* **Problem description**
For each row below, output its lines as a JSON list of strings, one string per line, with blank lines omitted.

_ _ _ _ _ _ _

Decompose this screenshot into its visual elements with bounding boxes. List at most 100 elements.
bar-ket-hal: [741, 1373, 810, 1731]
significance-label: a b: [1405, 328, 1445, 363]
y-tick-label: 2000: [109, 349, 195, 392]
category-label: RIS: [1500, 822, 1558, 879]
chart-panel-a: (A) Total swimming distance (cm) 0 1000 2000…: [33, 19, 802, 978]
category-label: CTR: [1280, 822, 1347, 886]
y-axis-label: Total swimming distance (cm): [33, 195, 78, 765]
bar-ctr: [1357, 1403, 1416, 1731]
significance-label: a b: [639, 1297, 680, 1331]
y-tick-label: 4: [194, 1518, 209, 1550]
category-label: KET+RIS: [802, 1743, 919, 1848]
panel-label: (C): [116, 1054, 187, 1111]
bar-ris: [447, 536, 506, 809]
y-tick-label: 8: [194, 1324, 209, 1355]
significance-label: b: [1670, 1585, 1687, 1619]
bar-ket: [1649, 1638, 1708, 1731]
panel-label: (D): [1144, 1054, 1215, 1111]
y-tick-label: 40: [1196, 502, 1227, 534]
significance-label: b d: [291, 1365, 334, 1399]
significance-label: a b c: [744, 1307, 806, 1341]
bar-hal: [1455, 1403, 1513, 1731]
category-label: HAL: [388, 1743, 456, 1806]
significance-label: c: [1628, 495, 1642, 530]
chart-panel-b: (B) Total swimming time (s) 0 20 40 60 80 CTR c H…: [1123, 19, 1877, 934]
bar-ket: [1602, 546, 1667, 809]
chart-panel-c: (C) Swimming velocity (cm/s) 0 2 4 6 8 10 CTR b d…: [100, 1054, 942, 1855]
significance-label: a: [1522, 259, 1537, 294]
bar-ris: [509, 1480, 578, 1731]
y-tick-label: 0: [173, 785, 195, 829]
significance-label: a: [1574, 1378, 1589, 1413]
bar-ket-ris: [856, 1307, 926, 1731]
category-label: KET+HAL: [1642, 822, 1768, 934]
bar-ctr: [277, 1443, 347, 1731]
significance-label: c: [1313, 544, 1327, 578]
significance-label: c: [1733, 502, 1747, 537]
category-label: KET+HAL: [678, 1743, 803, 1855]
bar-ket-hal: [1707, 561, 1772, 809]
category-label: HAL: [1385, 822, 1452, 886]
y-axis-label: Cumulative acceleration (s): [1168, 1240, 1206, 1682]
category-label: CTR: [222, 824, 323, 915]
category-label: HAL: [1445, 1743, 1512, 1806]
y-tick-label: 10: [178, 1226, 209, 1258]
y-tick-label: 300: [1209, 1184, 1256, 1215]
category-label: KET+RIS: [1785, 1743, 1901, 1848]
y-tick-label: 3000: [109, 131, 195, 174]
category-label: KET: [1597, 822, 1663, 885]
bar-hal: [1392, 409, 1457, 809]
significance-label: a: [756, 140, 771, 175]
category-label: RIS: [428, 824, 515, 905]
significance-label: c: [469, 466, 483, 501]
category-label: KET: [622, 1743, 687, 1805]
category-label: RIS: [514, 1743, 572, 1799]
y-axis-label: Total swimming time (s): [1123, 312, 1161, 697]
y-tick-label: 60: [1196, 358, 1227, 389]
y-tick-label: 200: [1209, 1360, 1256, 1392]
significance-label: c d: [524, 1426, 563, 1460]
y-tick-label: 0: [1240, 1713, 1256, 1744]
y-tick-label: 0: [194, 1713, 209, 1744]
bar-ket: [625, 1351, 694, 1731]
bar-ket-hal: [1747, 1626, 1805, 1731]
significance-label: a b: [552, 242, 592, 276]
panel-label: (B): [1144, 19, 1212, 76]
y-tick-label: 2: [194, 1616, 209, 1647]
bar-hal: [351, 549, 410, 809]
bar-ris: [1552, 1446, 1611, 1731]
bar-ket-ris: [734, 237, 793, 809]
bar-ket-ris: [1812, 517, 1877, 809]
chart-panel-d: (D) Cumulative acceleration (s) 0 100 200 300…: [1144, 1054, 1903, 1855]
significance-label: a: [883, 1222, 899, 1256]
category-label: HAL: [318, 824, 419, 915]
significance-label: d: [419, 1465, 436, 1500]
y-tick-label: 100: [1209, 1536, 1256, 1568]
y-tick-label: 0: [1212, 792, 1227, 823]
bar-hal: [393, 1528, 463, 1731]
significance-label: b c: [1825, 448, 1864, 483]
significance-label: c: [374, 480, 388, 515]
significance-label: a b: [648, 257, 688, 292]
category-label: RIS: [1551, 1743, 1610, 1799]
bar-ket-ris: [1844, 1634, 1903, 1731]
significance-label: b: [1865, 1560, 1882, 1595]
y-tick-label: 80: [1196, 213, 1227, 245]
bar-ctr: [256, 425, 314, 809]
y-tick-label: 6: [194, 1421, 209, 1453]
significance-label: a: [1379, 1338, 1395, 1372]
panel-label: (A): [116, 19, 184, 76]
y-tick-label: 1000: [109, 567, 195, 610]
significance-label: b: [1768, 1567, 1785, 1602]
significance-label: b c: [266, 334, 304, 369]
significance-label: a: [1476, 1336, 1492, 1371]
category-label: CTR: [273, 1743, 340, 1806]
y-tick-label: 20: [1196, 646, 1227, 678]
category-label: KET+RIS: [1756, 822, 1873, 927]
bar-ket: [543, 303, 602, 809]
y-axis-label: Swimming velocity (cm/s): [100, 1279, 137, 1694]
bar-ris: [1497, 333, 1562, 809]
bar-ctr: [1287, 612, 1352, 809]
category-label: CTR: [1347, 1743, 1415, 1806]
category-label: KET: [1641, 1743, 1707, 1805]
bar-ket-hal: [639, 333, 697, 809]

_ _ _ _ _ _ _

* **Answer to this exercise**
[
  "Decompose this screenshot into its visual elements with bounding boxes. List at most 100 elements.",
  "bar-ket-hal: [741, 1373, 810, 1731]",
  "significance-label: a b: [1405, 328, 1445, 363]",
  "y-tick-label: 2000: [109, 349, 195, 392]",
  "category-label: RIS: [1500, 822, 1558, 879]",
  "chart-panel-a: (A) Total swimming distance (cm) 0 1000 2000…: [33, 19, 802, 978]",
  "category-label: CTR: [1280, 822, 1347, 886]",
  "y-axis-label: Total swimming distance (cm): [33, 195, 78, 765]",
  "bar-ctr: [1357, 1403, 1416, 1731]",
  "significance-label: a b: [639, 1297, 680, 1331]",
  "y-tick-label: 4: [194, 1518, 209, 1550]",
  "category-label: KET+RIS: [802, 1743, 919, 1848]",
  "panel-label: (C): [116, 1054, 187, 1111]",
  "bar-ris: [447, 536, 506, 809]",
  "y-tick-label: 8: [194, 1324, 209, 1355]",
  "significance-label: b: [1670, 1585, 1687, 1619]",
  "bar-ket: [1649, 1638, 1708, 1731]",
  "panel-label: (D): [1144, 1054, 1215, 1111]",
  "y-tick-label: 40: [1196, 502, 1227, 534]",
  "significance-label: b d: [291, 1365, 334, 1399]",
  "significance-label: a b c: [744, 1307, 806, 1341]",
  "bar-hal: [1455, 1403, 1513, 1731]",
  "category-label: HAL: [388, 1743, 456, 1806]",
  "significance-label: c: [1628, 495, 1642, 530]",
  "chart-panel-b: (B) Total swimming time (s) 0 20 40 60 80 CTR c H…: [1123, 19, 1877, 934]",
  "bar-ket: [1602, 546, 1667, 809]",
  "chart-panel-c: (C) Swimming velocity (cm/s) 0 2 4 6 8 10 CTR b d…: [100, 1054, 942, 1855]",
  "significance-label: a: [1522, 259, 1537, 294]",
  "bar-ris: [509, 1480, 578, 1731]",
  "y-tick-label: 0: [173, 785, 195, 829]",
  "significance-label: a: [1574, 1378, 1589, 1413]",
  "bar-ket-ris: [856, 1307, 926, 1731]",
  "category-label: KET+HAL: [1642, 822, 1768, 934]",
  "bar-ctr: [277, 1443, 347, 1731]",
  "significance-label: c: [1313, 544, 1327, 578]",
  "significance-label: c: [1733, 502, 1747, 537]",
  "category-label: KET+HAL: [678, 1743, 803, 1855]",
  "bar-ket-hal: [1707, 561, 1772, 809]",
  "category-label: HAL: [1385, 822, 1452, 886]",
  "y-axis-label: Cumulative acceleration (s): [1168, 1240, 1206, 1682]",
  "category-label: CTR: [222, 824, 323, 915]",
  "category-label: HAL: [1445, 1743, 1512, 1806]",
  "y-tick-label: 10: [178, 1226, 209, 1258]",
  "y-tick-label: 300: [1209, 1184, 1256, 1215]",
  "category-label: KET+RIS: [1785, 1743, 1901, 1848]",
  "y-tick-label: 3000: [109, 131, 195, 174]",
  "category-label: KET: [1597, 822, 1663, 885]",
  "bar-hal: [1392, 409, 1457, 809]",
  "significance-label: a: [756, 140, 771, 175]",
  "category-label: RIS: [428, 824, 515, 905]",
  "significance-label: c: [469, 466, 483, 501]",
  "category-label: KET: [622, 1743, 687, 1805]",
  "category-label: RIS: [514, 1743, 572, 1799]",
  "y-axis-label: Total swimming time (s): [1123, 312, 1161, 697]",
  "y-tick-label: 60: [1196, 358, 1227, 389]",
  "y-tick-label: 200: [1209, 1360, 1256, 1392]",
  "significance-label: c d: [524, 1426, 563, 1460]",
  "y-tick-label: 0: [1240, 1713, 1256, 1744]",
  "y-tick-label: 0: [194, 1713, 209, 1744]",
  "bar-ket: [625, 1351, 694, 1731]",
  "bar-ket-hal: [1747, 1626, 1805, 1731]",
  "significance-label: a b: [552, 242, 592, 276]",
  "panel-label: (B): [1144, 19, 1212, 76]",
  "y-tick-label: 2: [194, 1616, 209, 1647]",
  "bar-hal: [351, 549, 410, 809]",
  "bar-ris: [1552, 1446, 1611, 1731]",
  "bar-ket-ris: [734, 237, 793, 809]",
  "bar-ket-ris: [1812, 517, 1877, 809]",
  "chart-panel-d: (D) Cumulative acceleration (s) 0 100 200 300…: [1144, 1054, 1903, 1855]",
  "significance-label: a: [883, 1222, 899, 1256]",
  "category-label: HAL: [318, 824, 419, 915]",
  "significance-label: d: [419, 1465, 436, 1500]",
  "y-tick-label: 100: [1209, 1536, 1256, 1568]",
  "y-tick-label: 0: [1212, 792, 1227, 823]",
  "bar-hal: [393, 1528, 463, 1731]",
  "significance-label: b c: [1825, 448, 1864, 483]",
  "significance-label: c: [374, 480, 388, 515]",
  "significance-label: a b: [648, 257, 688, 292]",
  "category-label: RIS: [1551, 1743, 1610, 1799]",
  "bar-ket-ris: [1844, 1634, 1903, 1731]",
  "significance-label: b: [1865, 1560, 1882, 1595]",
  "y-tick-label: 80: [1196, 213, 1227, 245]",
  "bar-ctr: [256, 425, 314, 809]",
  "y-tick-label: 6: [194, 1421, 209, 1453]",
  "significance-label: a: [1379, 1338, 1395, 1372]",
  "panel-label: (A): [116, 19, 184, 76]",
  "y-tick-label: 1000: [109, 567, 195, 610]",
  "significance-label: b: [1768, 1567, 1785, 1602]",
  "significance-label: b c: [266, 334, 304, 369]",
  "significance-label: a: [1476, 1336, 1492, 1371]",
  "category-label: CTR: [273, 1743, 340, 1806]",
  "y-tick-label: 20: [1196, 646, 1227, 678]",
  "category-label: KET+RIS: [1756, 822, 1873, 927]",
  "bar-ket: [543, 303, 602, 809]",
  "y-axis-label: Swimming velocity (cm/s): [100, 1279, 137, 1694]",
  "bar-ris: [1497, 333, 1562, 809]",
  "bar-ctr: [1287, 612, 1352, 809]",
  "category-label: CTR: [1347, 1743, 1415, 1806]",
  "category-label: KET: [1641, 1743, 1707, 1805]",
  "bar-ket-hal: [639, 333, 697, 809]"
]